## [Exercise goal]
For each line that holds "Nomor", copy the line out.

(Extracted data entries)
════
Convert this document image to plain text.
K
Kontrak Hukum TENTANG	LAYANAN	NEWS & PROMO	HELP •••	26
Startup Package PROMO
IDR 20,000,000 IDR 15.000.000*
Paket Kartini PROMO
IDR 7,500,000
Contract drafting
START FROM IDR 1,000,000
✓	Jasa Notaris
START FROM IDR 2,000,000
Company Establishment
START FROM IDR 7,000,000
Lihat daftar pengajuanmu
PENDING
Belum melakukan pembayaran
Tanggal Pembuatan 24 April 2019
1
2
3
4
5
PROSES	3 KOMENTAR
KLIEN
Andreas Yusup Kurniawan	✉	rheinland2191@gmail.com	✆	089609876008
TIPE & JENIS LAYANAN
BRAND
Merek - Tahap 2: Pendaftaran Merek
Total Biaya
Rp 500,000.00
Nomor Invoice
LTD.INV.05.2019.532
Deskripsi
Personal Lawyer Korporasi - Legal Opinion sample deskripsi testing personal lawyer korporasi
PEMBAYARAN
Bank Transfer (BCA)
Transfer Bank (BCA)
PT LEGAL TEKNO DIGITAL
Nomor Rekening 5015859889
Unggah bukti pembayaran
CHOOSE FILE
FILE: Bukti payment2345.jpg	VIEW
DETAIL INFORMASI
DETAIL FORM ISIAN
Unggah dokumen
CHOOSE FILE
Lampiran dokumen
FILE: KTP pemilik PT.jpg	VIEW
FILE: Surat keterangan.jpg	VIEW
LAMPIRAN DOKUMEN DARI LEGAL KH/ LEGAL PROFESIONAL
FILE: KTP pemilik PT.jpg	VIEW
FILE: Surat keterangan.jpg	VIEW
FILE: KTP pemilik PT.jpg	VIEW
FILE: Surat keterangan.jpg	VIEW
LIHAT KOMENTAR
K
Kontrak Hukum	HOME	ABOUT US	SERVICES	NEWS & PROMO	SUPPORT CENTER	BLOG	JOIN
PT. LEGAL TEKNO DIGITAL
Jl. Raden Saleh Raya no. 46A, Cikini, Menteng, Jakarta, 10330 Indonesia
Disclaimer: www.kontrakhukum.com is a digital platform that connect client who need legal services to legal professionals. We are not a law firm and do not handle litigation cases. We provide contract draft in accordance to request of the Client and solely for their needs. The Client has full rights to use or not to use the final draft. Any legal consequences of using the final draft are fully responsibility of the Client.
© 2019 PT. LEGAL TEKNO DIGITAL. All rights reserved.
════
## [Answer below]
Nomor Invoice
Nomor Rekening 5015859889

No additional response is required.